### Written task
Each line that holds the word "JSON" counts once. Give the total number of such lines and nothing else.

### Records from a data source
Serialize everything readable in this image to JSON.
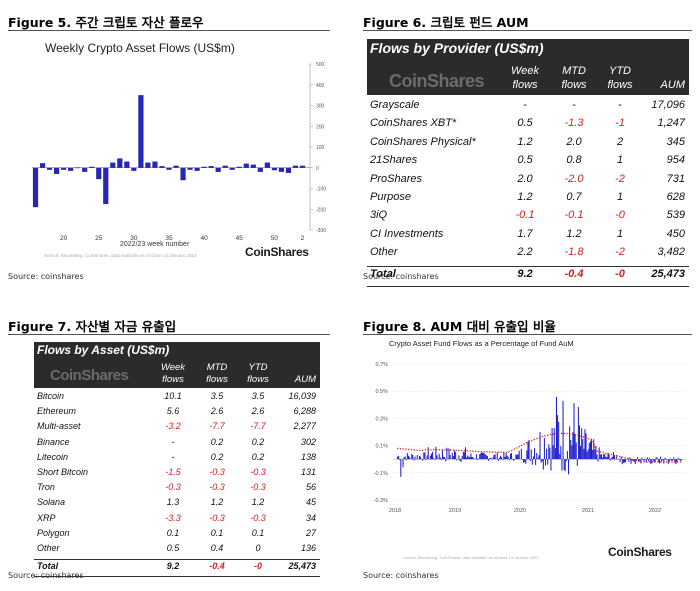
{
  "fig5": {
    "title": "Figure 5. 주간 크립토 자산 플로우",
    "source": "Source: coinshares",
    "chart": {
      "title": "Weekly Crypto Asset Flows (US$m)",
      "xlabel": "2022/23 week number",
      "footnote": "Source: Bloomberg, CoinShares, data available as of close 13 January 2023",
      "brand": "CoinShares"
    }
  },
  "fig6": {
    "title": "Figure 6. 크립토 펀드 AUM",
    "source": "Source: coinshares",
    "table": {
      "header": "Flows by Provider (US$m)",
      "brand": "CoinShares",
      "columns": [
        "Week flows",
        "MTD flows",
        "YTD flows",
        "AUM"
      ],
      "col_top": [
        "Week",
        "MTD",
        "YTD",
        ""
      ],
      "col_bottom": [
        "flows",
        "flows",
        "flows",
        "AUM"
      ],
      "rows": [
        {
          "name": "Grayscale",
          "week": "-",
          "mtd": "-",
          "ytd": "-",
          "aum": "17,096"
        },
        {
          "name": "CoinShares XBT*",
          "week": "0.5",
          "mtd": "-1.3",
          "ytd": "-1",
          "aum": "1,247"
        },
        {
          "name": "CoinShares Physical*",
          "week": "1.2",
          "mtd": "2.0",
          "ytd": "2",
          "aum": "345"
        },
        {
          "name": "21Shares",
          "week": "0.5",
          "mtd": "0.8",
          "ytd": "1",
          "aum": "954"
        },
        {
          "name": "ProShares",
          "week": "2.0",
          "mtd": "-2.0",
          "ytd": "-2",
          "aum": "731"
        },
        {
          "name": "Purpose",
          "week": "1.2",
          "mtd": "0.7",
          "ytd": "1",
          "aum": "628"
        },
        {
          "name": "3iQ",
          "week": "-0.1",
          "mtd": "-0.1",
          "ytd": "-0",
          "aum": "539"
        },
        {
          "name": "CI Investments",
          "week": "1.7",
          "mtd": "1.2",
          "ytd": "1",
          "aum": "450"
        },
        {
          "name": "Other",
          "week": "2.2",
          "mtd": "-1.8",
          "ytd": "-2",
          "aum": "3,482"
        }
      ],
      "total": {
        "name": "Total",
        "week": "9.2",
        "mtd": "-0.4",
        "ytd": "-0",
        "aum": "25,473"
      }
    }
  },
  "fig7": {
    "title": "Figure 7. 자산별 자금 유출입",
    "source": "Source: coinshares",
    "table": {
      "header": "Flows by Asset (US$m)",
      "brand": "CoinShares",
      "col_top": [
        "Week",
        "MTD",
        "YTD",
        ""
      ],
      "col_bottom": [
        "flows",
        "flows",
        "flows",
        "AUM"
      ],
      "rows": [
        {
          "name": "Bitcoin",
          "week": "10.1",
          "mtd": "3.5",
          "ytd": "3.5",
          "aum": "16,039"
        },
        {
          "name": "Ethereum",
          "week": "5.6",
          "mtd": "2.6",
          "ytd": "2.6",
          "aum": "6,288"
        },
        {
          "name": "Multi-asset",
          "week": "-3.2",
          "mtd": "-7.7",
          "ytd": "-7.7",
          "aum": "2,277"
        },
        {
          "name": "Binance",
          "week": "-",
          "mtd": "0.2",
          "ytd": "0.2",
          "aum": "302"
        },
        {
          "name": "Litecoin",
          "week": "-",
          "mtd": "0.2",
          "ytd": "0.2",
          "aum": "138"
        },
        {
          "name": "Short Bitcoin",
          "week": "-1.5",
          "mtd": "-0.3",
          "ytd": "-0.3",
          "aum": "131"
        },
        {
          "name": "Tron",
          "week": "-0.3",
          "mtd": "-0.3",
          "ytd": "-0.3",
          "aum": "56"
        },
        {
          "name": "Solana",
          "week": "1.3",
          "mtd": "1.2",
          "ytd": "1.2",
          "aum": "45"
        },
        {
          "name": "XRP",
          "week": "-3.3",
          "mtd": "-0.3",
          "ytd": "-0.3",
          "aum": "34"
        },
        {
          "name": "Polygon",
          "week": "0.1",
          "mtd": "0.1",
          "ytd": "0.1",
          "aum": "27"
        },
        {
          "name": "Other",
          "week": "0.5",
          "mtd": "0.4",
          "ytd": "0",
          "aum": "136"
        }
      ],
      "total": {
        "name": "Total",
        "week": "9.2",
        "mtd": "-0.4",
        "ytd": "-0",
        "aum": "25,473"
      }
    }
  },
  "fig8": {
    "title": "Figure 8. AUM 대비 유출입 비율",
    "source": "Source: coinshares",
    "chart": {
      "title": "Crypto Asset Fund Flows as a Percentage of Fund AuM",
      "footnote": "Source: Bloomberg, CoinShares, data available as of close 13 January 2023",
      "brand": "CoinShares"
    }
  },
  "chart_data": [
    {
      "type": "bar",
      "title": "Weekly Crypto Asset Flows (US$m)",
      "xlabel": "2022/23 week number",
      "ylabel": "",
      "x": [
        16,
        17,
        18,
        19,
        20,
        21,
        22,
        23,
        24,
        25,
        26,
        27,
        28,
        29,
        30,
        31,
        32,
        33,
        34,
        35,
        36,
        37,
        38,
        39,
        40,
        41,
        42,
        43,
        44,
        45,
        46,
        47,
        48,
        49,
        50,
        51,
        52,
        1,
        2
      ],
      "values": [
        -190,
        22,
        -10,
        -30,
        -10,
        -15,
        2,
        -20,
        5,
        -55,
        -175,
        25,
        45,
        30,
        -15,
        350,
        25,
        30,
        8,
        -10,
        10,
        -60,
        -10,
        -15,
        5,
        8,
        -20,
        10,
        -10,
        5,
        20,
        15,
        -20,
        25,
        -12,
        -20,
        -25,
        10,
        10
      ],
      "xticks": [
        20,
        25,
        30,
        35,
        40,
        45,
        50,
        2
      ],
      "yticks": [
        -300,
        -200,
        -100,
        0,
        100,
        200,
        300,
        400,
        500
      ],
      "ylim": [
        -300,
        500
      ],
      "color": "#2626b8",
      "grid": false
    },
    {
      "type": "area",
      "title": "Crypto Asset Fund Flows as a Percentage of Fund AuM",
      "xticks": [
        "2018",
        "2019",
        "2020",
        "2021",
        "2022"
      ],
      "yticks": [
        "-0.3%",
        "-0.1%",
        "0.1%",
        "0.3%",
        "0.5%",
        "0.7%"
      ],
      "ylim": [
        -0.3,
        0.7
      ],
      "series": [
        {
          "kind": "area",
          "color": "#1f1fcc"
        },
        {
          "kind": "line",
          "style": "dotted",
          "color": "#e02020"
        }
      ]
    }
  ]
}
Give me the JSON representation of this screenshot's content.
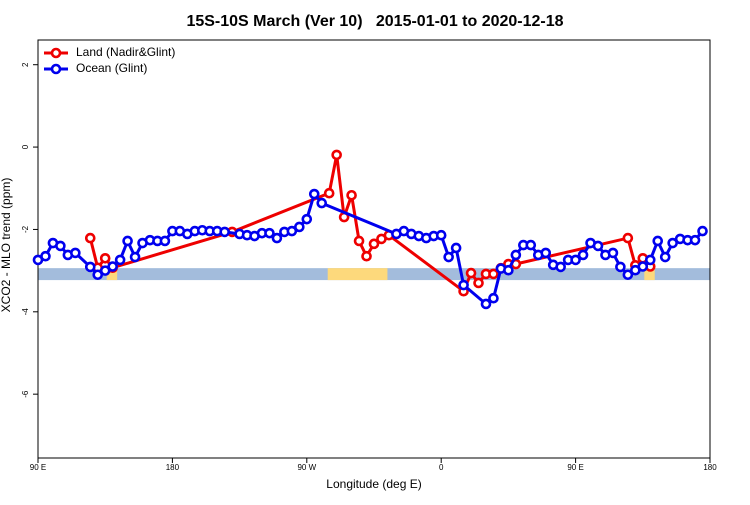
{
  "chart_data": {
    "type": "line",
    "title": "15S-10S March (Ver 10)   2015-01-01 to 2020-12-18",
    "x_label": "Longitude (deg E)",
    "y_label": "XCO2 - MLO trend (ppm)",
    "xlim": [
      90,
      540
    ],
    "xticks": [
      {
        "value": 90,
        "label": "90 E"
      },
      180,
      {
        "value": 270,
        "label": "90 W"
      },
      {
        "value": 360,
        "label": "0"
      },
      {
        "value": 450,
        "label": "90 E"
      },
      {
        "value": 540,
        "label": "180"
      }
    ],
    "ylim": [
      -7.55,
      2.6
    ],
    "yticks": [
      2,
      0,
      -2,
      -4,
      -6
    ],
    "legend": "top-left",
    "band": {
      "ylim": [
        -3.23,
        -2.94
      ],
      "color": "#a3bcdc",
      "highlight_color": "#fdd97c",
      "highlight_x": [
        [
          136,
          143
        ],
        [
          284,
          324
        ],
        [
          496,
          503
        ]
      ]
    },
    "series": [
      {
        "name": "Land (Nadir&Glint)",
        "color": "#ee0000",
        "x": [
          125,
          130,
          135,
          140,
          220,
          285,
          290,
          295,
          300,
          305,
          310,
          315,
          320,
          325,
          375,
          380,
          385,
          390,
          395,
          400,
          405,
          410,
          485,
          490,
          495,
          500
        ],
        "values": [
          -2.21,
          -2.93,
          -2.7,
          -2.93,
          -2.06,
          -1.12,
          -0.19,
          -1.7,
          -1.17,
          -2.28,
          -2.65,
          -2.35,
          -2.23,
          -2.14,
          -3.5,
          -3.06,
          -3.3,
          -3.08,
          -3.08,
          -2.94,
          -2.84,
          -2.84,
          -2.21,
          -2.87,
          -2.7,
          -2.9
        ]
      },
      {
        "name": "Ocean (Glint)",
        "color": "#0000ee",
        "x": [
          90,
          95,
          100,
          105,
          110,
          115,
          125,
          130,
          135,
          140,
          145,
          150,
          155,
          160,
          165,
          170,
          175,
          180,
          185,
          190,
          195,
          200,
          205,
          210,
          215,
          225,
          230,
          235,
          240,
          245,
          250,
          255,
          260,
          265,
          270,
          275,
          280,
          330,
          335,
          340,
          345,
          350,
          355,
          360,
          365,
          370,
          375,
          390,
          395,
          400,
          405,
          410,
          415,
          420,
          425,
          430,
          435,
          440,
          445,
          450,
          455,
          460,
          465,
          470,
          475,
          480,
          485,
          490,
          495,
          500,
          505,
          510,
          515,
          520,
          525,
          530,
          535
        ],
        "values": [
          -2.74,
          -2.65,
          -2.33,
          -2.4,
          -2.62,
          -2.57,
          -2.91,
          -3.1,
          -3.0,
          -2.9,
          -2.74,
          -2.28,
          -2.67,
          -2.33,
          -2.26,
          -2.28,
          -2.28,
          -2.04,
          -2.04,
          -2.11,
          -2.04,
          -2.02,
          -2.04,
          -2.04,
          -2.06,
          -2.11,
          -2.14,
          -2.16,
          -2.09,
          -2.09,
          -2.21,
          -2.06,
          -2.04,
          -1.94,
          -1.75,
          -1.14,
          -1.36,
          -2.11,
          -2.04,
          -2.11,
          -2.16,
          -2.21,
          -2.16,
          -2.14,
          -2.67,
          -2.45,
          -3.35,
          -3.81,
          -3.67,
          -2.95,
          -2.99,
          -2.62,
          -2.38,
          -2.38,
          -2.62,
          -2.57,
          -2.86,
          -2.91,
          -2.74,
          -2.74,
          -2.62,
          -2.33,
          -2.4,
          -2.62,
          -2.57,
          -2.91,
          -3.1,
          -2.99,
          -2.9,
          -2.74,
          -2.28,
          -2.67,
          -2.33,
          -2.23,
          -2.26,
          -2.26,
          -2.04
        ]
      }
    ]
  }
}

### Correct response
2